Выбрать главу

Миллионы крестьян, которых упорно доводили до отчаяния…

Михайловское. 1835 (3)

Каков государь?.. того и гляди наших каторжников простит — дай бог ему здоровья.

Пушкин — Вяземскому. 1830

 Он жил с этой надеждой уже без малого десять лет. Теперь, последней михайловской осенью — в сентябре тридцать пятого, — он вспоминал, как узнал о мятеже у Сената в декабре двадцать пятого. А в сентябре двадцать шестого был вырван фельдъегерем из этого дома, этого парка, этого леса и очутился в кремлевском кабинете молодого царя…

Осенью тридцать пятого он заново узнавал Михайловское — возвращался роковой двадцать пятый. В это десятилетие вместилось столько перемен, надежд и разочарований, столько удач литературных и рухнувших общественных замыслов, что под тяжестью лавины он как бы отступил назад — в тот год. И ему приходилось делать усилие, чтобы увериться, что дорога, которой он шел вдоль большого ветреного озера, совсем не та, что была десять лет назад, ибо пролегала по другому миру.

### Задания
(a) Выпишите из текста о Пушкине в Михайловском фрагмент от слов «Он жил с этой» до слов «по другому миру.».
(b) Когда, согласно тексту о Пушкине в Михайловском, фельдъегерь увез его из Михайловского?

### Перечень материала
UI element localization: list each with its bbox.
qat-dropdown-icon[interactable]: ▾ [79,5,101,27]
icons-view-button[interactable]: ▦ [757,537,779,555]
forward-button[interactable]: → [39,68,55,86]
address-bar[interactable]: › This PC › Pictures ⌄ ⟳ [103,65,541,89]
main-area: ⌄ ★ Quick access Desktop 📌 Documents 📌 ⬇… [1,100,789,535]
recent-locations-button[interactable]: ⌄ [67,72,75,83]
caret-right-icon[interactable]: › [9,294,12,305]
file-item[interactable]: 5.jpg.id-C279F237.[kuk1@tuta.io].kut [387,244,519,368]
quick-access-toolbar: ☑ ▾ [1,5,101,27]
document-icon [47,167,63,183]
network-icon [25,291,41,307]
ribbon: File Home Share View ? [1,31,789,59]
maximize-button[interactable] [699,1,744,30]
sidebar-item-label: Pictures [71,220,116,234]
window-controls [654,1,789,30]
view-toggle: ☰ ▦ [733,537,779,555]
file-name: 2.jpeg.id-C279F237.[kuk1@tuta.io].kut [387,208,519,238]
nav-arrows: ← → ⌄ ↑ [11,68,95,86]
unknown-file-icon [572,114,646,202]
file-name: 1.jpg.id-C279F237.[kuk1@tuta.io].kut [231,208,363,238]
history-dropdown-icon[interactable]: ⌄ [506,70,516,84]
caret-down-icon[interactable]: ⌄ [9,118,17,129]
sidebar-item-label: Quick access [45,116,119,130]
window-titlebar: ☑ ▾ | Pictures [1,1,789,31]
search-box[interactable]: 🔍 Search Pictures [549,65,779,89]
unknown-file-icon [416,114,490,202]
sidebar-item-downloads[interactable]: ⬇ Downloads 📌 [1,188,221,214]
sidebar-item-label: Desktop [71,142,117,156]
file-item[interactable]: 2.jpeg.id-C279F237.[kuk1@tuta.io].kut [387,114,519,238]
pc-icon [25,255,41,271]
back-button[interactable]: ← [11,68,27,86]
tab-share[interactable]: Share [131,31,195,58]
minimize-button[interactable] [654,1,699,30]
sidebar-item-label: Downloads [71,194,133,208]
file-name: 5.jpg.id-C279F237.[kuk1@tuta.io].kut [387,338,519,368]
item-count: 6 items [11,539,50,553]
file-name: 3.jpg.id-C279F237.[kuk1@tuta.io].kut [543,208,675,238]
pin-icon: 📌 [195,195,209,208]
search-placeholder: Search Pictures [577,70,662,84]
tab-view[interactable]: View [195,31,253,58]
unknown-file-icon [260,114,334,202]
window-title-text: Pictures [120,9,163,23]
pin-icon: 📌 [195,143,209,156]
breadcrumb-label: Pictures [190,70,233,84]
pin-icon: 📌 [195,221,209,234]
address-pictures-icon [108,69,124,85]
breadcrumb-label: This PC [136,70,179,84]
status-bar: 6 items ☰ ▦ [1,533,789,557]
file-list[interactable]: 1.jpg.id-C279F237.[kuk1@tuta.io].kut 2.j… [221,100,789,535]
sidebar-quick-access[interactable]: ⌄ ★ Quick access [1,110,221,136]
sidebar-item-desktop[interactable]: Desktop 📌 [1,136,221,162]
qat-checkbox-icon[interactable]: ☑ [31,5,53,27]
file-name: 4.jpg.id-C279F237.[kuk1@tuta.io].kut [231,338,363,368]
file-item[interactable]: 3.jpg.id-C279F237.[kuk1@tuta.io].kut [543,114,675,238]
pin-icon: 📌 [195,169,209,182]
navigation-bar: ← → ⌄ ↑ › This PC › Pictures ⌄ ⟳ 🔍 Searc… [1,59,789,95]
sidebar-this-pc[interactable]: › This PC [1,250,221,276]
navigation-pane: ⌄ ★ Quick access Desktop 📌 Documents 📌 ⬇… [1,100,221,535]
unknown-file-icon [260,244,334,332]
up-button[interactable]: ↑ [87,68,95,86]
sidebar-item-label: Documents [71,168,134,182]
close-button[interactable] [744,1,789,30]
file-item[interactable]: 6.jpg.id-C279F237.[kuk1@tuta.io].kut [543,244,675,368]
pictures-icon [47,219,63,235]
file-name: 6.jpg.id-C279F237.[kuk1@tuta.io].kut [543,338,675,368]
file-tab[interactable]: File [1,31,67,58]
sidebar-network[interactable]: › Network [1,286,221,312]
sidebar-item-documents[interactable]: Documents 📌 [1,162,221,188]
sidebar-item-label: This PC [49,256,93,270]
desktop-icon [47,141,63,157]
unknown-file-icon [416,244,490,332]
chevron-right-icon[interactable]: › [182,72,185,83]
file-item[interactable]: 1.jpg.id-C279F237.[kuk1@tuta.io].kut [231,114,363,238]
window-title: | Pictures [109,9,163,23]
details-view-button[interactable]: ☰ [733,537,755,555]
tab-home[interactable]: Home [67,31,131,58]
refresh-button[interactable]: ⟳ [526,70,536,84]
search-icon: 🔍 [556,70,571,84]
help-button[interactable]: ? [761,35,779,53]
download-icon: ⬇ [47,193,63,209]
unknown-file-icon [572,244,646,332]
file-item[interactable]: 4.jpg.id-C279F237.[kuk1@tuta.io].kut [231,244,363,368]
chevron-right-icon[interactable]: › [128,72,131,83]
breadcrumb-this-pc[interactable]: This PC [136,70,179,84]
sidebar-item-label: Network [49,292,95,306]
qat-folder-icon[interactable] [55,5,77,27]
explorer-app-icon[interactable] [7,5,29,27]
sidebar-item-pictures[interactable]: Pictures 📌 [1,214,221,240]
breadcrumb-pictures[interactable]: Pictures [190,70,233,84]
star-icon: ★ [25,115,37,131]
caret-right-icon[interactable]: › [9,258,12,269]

### Ответы
(a)
Он жил с этой надеждой уже без малого десять лет. Теперь, последней михайловской осенью — в сентябре тридцать пятого, — он вспоминал, как узнал о мятеже у Сената в декабре двадцать пятого. А в сентябре двадцать шестого был вырван фельдъегерем из этого дома, этого парка, этого леса и очутился в кремлевском кабинете молодого царя…

Осенью тридцать пятого он заново узнавал Михайловское — возвращался роковой двадцать пятый. В это десятилетие вместилось столько перемен, надежд и разочарований, столько удач литературных и рухнувших общественных замыслов, что под тяжестью лавины он как бы отступил назад — в тот год. И ему приходилось делать усилие, чтобы увериться, что дорога, которой он шел вдоль большого ветреного озера, совсем не та, что была десять лет назад, ибо пролегала по другому миру.

(b) В сентябре двадцать шестого.